--- BEGIN Record list ---
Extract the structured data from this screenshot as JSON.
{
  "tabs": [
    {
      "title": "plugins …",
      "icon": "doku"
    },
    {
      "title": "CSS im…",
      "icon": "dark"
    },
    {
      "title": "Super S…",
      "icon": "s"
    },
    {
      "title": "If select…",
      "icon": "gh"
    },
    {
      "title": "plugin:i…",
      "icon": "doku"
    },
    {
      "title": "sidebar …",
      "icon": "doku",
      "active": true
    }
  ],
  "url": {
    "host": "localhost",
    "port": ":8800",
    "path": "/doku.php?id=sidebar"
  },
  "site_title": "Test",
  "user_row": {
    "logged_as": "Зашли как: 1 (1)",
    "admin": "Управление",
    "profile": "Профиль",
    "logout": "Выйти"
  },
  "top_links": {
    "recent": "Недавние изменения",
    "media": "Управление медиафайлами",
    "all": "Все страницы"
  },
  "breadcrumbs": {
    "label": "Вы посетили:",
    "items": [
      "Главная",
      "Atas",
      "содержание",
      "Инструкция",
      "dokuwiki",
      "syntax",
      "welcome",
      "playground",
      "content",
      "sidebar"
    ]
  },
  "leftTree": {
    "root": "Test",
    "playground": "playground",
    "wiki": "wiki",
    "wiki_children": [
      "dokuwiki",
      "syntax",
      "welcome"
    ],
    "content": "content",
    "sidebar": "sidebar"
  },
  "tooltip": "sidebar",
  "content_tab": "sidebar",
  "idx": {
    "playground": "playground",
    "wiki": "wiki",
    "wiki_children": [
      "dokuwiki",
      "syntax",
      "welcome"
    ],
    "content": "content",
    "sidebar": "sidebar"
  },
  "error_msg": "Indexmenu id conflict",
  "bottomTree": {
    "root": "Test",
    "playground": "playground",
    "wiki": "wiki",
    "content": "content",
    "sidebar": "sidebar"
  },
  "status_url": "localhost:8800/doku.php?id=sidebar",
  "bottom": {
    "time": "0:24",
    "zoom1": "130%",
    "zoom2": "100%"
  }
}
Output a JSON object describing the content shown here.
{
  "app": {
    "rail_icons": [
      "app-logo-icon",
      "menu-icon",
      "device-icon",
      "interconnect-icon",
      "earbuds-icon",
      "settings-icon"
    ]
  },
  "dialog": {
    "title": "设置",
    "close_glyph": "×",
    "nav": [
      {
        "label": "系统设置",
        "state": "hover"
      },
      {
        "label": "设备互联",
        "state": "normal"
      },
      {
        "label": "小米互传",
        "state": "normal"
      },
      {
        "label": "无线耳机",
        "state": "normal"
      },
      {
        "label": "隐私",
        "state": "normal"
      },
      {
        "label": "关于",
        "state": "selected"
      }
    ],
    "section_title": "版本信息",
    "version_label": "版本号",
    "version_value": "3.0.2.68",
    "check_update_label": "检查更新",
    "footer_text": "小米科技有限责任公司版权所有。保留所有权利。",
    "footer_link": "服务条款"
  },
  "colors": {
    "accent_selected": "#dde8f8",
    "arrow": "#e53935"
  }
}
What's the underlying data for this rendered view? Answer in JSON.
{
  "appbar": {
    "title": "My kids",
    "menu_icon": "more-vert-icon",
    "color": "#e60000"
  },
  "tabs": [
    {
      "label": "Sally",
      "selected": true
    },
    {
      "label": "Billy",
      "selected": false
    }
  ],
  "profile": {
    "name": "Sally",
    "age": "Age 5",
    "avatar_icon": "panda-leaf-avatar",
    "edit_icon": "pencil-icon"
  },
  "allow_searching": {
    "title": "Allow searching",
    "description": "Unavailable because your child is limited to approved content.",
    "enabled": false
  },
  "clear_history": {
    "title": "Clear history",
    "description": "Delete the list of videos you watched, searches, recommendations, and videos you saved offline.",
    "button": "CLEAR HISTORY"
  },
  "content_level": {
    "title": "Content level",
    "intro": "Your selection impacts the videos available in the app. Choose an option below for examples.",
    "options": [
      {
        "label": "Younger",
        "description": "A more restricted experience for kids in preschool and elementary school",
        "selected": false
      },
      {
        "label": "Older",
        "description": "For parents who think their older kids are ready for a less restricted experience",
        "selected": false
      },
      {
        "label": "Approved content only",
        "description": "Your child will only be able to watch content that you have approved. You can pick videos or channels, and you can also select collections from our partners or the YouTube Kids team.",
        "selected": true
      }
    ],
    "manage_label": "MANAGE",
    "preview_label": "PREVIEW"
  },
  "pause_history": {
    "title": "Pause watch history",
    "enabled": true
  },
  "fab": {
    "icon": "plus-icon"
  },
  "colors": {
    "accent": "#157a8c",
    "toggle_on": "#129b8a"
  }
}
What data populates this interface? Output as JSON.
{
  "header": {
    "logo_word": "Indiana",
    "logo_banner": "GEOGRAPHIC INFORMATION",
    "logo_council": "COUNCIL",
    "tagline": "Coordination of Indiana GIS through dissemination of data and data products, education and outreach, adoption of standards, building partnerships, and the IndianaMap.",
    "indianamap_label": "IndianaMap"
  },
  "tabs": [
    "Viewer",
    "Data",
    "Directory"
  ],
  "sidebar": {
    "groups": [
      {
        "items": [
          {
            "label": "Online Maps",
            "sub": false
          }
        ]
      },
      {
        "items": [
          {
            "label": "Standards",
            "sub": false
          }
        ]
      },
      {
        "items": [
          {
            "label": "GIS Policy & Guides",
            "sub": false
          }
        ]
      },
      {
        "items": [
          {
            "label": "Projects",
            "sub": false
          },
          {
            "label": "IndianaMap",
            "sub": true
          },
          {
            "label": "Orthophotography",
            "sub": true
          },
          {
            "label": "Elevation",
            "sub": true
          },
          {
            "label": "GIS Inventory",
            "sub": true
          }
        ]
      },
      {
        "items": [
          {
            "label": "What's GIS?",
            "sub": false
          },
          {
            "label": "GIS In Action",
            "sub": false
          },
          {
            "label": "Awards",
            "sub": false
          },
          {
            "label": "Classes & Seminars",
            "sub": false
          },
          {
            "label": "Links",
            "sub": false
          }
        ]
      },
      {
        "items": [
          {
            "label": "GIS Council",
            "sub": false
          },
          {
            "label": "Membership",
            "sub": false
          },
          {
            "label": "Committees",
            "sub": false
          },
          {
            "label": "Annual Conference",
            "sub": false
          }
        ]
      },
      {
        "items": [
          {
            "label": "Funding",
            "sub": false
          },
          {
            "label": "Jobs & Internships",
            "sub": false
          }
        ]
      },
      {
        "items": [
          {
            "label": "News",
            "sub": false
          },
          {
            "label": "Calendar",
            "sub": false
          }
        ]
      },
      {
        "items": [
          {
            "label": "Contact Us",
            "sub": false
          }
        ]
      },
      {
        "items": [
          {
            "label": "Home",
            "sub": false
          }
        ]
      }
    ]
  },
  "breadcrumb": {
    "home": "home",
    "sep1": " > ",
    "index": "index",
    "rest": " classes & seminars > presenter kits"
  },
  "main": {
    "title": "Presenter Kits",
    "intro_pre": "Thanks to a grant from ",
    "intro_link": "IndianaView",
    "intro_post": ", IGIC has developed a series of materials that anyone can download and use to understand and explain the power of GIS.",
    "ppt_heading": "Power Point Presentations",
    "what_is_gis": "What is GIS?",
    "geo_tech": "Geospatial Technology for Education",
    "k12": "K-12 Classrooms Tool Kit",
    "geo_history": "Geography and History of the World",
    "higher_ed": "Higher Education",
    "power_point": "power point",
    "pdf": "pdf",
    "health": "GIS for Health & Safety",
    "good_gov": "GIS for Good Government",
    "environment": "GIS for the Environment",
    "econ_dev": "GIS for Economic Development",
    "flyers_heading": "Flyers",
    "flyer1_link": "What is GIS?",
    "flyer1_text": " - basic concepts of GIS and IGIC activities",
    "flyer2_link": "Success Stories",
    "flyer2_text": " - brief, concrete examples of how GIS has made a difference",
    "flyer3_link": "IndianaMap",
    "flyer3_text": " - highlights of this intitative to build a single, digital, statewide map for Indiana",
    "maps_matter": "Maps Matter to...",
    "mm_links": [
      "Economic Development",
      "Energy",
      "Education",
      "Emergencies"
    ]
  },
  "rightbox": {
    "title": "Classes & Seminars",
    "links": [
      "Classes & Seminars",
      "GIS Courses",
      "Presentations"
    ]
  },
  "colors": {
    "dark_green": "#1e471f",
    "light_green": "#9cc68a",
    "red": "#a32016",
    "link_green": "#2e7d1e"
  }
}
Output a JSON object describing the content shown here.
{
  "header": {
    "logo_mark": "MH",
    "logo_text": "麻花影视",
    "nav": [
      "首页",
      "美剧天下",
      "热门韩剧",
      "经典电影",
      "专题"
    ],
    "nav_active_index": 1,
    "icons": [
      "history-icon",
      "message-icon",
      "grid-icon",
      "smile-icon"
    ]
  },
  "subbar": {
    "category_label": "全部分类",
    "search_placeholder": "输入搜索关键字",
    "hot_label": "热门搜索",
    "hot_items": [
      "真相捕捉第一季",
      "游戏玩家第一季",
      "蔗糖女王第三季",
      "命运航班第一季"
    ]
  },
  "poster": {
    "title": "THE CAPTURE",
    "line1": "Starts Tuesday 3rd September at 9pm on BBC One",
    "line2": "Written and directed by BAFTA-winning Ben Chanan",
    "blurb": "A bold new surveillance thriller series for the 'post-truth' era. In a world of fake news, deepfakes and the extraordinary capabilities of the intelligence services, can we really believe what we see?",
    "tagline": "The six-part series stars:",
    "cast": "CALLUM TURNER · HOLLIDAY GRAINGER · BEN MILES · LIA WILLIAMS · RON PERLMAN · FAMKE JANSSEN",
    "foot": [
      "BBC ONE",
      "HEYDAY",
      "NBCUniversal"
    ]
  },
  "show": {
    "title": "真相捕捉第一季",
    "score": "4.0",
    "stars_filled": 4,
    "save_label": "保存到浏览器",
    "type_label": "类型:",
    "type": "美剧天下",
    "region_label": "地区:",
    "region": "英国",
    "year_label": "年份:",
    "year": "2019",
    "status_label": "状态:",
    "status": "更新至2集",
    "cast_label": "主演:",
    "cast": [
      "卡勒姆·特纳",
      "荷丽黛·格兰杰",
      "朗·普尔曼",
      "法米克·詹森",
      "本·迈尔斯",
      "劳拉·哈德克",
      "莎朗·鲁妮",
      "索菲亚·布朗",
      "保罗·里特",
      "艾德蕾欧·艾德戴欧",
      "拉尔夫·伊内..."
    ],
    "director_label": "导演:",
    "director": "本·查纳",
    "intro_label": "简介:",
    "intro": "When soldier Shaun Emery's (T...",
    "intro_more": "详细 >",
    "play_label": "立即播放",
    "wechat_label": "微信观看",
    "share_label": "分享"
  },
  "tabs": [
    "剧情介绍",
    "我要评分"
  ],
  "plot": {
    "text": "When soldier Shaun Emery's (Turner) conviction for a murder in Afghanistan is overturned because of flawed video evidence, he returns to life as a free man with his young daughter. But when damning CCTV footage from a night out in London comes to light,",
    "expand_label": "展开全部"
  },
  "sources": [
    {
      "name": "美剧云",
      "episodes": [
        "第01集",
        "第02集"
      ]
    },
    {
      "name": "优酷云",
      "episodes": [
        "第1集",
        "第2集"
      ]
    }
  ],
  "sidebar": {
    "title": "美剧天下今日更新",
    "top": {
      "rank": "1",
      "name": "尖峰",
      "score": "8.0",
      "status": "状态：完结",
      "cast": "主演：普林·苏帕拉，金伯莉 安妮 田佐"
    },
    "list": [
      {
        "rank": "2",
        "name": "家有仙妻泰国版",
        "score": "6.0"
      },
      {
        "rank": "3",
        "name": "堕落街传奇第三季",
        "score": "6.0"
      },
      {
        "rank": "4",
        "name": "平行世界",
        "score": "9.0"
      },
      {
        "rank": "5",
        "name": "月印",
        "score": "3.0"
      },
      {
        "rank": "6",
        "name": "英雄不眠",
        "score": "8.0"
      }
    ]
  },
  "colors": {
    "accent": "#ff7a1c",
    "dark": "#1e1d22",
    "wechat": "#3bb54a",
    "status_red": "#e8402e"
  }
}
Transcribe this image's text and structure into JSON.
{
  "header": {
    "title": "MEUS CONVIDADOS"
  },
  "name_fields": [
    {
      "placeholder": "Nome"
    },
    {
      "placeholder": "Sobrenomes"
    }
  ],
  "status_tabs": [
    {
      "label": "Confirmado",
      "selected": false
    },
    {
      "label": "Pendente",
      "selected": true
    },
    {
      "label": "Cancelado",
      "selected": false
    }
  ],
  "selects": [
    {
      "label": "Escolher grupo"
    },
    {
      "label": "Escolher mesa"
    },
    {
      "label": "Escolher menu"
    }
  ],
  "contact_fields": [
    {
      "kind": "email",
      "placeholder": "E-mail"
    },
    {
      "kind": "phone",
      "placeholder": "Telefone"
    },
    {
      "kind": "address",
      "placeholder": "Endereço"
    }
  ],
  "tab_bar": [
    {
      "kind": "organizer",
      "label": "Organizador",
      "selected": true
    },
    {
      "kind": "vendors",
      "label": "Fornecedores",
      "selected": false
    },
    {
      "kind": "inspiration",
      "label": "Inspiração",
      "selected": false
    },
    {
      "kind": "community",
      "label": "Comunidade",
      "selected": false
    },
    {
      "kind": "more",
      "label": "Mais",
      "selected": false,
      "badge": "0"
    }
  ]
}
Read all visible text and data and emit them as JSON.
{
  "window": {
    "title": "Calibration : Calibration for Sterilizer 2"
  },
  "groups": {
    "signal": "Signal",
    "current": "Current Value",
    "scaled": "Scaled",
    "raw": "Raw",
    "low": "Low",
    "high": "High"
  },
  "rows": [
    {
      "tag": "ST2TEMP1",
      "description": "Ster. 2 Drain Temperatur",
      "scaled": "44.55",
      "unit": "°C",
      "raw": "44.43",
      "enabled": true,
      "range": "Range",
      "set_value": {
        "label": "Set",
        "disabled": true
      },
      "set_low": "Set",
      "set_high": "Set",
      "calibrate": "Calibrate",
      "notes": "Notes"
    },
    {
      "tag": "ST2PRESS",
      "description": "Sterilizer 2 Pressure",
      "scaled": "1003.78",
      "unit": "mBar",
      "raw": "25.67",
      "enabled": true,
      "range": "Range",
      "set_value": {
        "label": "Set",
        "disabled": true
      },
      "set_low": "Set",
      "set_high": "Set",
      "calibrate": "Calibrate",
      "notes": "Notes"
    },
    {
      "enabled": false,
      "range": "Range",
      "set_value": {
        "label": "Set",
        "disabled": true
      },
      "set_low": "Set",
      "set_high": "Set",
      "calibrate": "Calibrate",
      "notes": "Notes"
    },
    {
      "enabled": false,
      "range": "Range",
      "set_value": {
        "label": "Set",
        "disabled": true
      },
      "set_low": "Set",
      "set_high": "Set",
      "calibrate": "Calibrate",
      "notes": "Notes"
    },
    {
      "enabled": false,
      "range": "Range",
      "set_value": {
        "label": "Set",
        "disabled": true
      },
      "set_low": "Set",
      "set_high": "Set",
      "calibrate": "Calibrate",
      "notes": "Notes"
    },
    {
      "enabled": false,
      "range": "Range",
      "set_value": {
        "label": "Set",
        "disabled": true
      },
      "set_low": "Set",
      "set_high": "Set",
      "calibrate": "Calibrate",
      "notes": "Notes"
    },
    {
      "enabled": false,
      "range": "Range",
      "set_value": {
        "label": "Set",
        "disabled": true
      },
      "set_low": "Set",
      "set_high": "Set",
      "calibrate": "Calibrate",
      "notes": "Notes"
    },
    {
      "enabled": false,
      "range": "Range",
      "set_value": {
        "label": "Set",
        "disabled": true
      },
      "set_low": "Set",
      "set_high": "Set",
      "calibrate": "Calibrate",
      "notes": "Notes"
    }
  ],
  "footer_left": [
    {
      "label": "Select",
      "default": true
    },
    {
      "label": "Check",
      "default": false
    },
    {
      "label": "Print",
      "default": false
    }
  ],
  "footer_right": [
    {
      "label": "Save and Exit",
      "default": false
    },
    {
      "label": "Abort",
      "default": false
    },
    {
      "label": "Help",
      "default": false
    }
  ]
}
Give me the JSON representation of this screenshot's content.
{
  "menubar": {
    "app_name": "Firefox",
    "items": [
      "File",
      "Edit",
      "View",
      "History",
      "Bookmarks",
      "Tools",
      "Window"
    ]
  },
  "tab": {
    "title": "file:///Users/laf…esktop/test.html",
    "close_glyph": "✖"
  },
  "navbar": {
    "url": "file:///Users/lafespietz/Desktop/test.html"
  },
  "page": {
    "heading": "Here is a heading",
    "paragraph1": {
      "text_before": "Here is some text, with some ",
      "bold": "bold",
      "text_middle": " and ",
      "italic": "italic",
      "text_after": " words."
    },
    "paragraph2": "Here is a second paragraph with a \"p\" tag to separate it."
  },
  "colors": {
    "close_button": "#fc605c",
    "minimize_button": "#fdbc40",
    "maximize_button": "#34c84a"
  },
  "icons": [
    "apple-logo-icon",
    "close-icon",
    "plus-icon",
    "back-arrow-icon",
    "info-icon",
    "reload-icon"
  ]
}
--- END Record list ---
Exercise
Look above for the line containing "Give me the", then transcribe it and all lines after it through the last, exactly and with nothing else.

Finished task
Give me the JSON representation of this screenshot's content.
{
  "menubar": {
    "app_name": "Firefox",
    "items": [
      "File",
      "Edit",
      "View",
      "History",
      "Bookmarks",
      "Tools",
      "Window"
    ]
  },
  "tab": {
    "title": "file:///Users/laf…esktop/test.html",
    "close_glyph": "✖"
  },
  "navbar": {
    "url": "file:///Users/lafespietz/Desktop/test.html"
  },
  "page": {
    "heading": "Here is a heading",
    "paragraph1": {
      "text_before": "Here is some text, with some ",
      "bold": "bold",
      "text_middle": " and ",
      "italic": "italic",
      "text_after": " words."
    },
    "paragraph2": "Here is a second paragraph with a \"p\" tag to separate it."
  },
  "colors": {
    "close_button": "#fc605c",
    "minimize_button": "#fdbc40",
    "maximize_button": "#34c84a"
  },
  "icons": [
    "apple-logo-icon",
    "close-icon",
    "plus-icon",
    "back-arrow-icon",
    "info-icon",
    "reload-icon"
  ]
}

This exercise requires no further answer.